[Dataset entries]
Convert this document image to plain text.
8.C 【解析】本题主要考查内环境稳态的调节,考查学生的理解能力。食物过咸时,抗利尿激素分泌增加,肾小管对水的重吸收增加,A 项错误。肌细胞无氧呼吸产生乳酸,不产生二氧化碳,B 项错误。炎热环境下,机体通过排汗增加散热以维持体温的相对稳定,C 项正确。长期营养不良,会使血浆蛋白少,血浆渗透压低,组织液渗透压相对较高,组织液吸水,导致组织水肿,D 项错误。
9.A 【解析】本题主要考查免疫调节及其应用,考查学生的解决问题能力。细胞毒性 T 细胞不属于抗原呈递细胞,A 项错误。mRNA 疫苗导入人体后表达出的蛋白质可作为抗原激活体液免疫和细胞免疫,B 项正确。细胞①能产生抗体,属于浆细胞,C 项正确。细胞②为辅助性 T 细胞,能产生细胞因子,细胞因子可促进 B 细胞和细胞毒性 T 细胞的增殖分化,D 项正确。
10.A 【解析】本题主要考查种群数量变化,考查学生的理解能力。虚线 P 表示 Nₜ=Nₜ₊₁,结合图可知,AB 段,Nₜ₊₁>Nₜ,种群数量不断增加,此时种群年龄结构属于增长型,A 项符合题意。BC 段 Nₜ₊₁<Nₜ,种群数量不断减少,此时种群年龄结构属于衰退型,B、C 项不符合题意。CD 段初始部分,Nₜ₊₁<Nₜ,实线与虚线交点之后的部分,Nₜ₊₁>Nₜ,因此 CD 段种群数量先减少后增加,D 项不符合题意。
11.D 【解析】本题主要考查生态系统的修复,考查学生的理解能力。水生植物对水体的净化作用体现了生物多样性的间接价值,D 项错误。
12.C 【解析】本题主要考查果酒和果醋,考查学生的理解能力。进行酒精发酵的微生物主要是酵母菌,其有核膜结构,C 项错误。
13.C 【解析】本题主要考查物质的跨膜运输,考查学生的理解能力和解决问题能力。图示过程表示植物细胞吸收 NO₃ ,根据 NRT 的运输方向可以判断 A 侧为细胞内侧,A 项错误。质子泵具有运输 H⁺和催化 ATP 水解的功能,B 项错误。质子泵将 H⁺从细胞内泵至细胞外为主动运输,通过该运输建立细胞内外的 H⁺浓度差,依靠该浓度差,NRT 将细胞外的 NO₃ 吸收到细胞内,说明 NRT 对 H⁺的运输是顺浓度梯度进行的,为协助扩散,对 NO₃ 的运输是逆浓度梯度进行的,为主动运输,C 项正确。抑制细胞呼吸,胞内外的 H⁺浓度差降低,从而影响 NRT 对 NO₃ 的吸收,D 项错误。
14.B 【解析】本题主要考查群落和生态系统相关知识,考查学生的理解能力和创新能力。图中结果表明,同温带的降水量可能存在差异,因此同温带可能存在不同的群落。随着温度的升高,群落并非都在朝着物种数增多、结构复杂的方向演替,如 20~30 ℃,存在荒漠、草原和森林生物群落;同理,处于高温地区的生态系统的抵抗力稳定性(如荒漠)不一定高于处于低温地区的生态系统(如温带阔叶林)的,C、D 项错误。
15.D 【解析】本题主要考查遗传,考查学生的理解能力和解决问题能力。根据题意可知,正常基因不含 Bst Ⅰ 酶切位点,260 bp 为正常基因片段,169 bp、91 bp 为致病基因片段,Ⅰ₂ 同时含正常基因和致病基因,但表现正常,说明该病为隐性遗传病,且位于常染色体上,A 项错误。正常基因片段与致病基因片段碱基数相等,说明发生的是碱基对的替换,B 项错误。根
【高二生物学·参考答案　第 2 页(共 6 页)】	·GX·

§ **About this exercise**: Once more, write all of the records exactly as given.

§ **Task result**:
Convert this document image to plain text.
8.C 【解析】本题主要考查内环境稳态的调节,考查学生的理解能力。食物过咸时,抗利尿激素分泌增加,肾小管对水的重吸收增加,A 项错误。肌细胞无氧呼吸产生乳酸,不产生二氧化碳,B 项错误。炎热环境下,机体通过排汗增加散热以维持体温的相对稳定,C 项正确。长期营养不良,会使血浆蛋白少,血浆渗透压低,组织液渗透压相对较高,组织液吸水,导致组织水肿,D 项错误。
9.A 【解析】本题主要考查免疫调节及其应用,考查学生的解决问题能力。细胞毒性 T 细胞不属于抗原呈递细胞,A 项错误。mRNA 疫苗导入人体后表达出的蛋白质可作为抗原激活体液免疫和细胞免疫,B 项正确。细胞①能产生抗体,属于浆细胞,C 项正确。细胞②为辅助性 T 细胞,能产生细胞因子,细胞因子可促进 B 细胞和细胞毒性 T 细胞的增殖分化,D 项正确。
10.A 【解析】本题主要考查种群数量变化,考查学生的理解能力。虚线 P 表示 Nₜ=Nₜ₊₁,结合图可知,AB 段,Nₜ₊₁>Nₜ,种群数量不断增加,此时种群年龄结构属于增长型,A 项符合题意。BC 段 Nₜ₊₁<Nₜ,种群数量不断减少,此时种群年龄结构属于衰退型,B、C 项不符合题意。CD 段初始部分,Nₜ₊₁<Nₜ,实线与虚线交点之后的部分,Nₜ₊₁>Nₜ,因此 CD 段种群数量先减少后增加,D 项不符合题意。
11.D 【解析】本题主要考查生态系统的修复,考查学生的理解能力。水生植物对水体的净化作用体现了生物多样性的间接价值,D 项错误。
12.C 【解析】本题主要考查果酒和果醋,考查学生的理解能力。进行酒精发酵的微生物主要是酵母菌,其有核膜结构,C 项错误。
13.C 【解析】本题主要考查物质的跨膜运输,考查学生的理解能力和解决问题能力。图示过程表示植物细胞吸收 NO₃ ,根据 NRT 的运输方向可以判断 A 侧为细胞内侧,A 项错误。质子泵具有运输 H⁺和催化 ATP 水解的功能,B 项错误。质子泵将 H⁺从细胞内泵至细胞外为主动运输,通过该运输建立细胞内外的 H⁺浓度差,依靠该浓度差,NRT 将细胞外的 NO₃ 吸收到细胞内,说明 NRT 对 H⁺的运输是顺浓度梯度进行的,为协助扩散,对 NO₃ 的运输是逆浓度梯度进行的,为主动运输,C 项正确。抑制细胞呼吸,胞内外的 H⁺浓度差降低,从而影响 NRT 对 NO₃ 的吸收,D 项错误。
14.B 【解析】本题主要考查群落和生态系统相关知识,考查学生的理解能力和创新能力。图中结果表明,同温带的降水量可能存在差异,因此同温带可能存在不同的群落。随着温度的升高,群落并非都在朝着物种数增多、结构复杂的方向演替,如 20~30 ℃,存在荒漠、草原和森林生物群落;同理,处于高温地区的生态系统的抵抗力稳定性(如荒漠)不一定高于处于低温地区的生态系统(如温带阔叶林)的,C、D 项错误。
15.D 【解析】本题主要考查遗传,考查学生的理解能力和解决问题能力。根据题意可知,正常基因不含 Bst Ⅰ 酶切位点,260 bp 为正常基因片段,169 bp、91 bp 为致病基因片段,Ⅰ₂ 同时含正常基因和致病基因,但表现正常,说明该病为隐性遗传病,且位于常染色体上,A 项错误。正常基因片段与致病基因片段碱基数相等,说明发生的是碱基对的替换,B 项错误。根
【高二生物学·参考答案　第 2 页(共 6 页)】	·GX·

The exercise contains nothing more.